> **Given records**
** begin **
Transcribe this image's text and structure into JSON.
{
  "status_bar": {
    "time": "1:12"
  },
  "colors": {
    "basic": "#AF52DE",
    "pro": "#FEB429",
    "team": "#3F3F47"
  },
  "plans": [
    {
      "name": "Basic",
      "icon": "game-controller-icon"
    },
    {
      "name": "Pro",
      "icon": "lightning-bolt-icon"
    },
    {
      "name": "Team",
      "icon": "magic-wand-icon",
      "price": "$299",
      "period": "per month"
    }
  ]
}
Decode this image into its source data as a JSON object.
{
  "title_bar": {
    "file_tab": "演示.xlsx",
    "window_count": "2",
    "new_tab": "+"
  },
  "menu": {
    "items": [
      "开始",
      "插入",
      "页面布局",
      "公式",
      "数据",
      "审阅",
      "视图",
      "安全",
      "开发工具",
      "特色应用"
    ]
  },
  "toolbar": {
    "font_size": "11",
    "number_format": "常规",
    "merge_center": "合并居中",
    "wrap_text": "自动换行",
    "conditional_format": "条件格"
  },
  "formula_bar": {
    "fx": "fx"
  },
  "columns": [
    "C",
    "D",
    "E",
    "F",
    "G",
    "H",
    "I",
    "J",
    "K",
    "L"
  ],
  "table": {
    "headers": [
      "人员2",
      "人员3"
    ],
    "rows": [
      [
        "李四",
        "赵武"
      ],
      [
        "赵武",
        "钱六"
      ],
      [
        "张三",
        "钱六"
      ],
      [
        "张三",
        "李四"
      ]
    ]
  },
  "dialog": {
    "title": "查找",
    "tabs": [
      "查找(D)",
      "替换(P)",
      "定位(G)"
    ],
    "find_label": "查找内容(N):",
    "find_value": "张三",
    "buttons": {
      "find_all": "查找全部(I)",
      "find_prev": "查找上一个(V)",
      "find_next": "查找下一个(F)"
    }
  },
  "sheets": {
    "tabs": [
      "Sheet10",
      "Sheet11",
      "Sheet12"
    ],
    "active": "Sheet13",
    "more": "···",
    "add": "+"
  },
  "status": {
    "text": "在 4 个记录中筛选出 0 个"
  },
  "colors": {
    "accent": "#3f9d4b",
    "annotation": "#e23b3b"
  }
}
** end **
> **Required task**
Repeat all entries. Match them exactly.

> **Response**
Transcribe this image's text and structure into JSON.
{
  "status_bar": {
    "time": "1:12"
  },
  "colors": {
    "basic": "#AF52DE",
    "pro": "#FEB429",
    "team": "#3F3F47"
  },
  "plans": [
    {
      "name": "Basic",
      "icon": "game-controller-icon"
    },
    {
      "name": "Pro",
      "icon": "lightning-bolt-icon"
    },
    {
      "name": "Team",
      "icon": "magic-wand-icon",
      "price": "$299",
      "period": "per month"
    }
  ]
}
Decode this image into its source data as a JSON object.
{
  "title_bar": {
    "file_tab": "演示.xlsx",
    "window_count": "2",
    "new_tab": "+"
  },
  "menu": {
    "items": [
      "开始",
      "插入",
      "页面布局",
      "公式",
      "数据",
      "审阅",
      "视图",
      "安全",
      "开发工具",
      "特色应用"
    ]
  },
  "toolbar": {
    "font_size": "11",
    "number_format": "常规",
    "merge_center": "合并居中",
    "wrap_text": "自动换行",
    "conditional_format": "条件格"
  },
  "formula_bar": {
    "fx": "fx"
  },
  "columns": [
    "C",
    "D",
    "E",
    "F",
    "G",
    "H",
    "I",
    "J",
    "K",
    "L"
  ],
  "table": {
    "headers": [
      "人员2",
      "人员3"
    ],
    "rows": [
      [
        "李四",
        "赵武"
      ],
      [
        "赵武",
        "钱六"
      ],
      [
        "张三",
        "钱六"
      ],
      [
        "张三",
        "李四"
      ]
    ]
  },
  "dialog": {
    "title": "查找",
    "tabs": [
      "查找(D)",
      "替换(P)",
      "定位(G)"
    ],
    "find_label": "查找内容(N):",
    "find_value": "张三",
    "buttons": {
      "find_all": "查找全部(I)",
      "find_prev": "查找上一个(V)",
      "find_next": "查找下一个(F)"
    }
  },
  "sheets": {
    "tabs": [
      "Sheet10",
      "Sheet11",
      "Sheet12"
    ],
    "active": "Sheet13",
    "more": "···",
    "add": "+"
  },
  "status": {
    "text": "在 4 个记录中筛选出 0 个"
  },
  "colors": {
    "accent": "#3f9d4b",
    "annotation": "#e23b3b"
  }
}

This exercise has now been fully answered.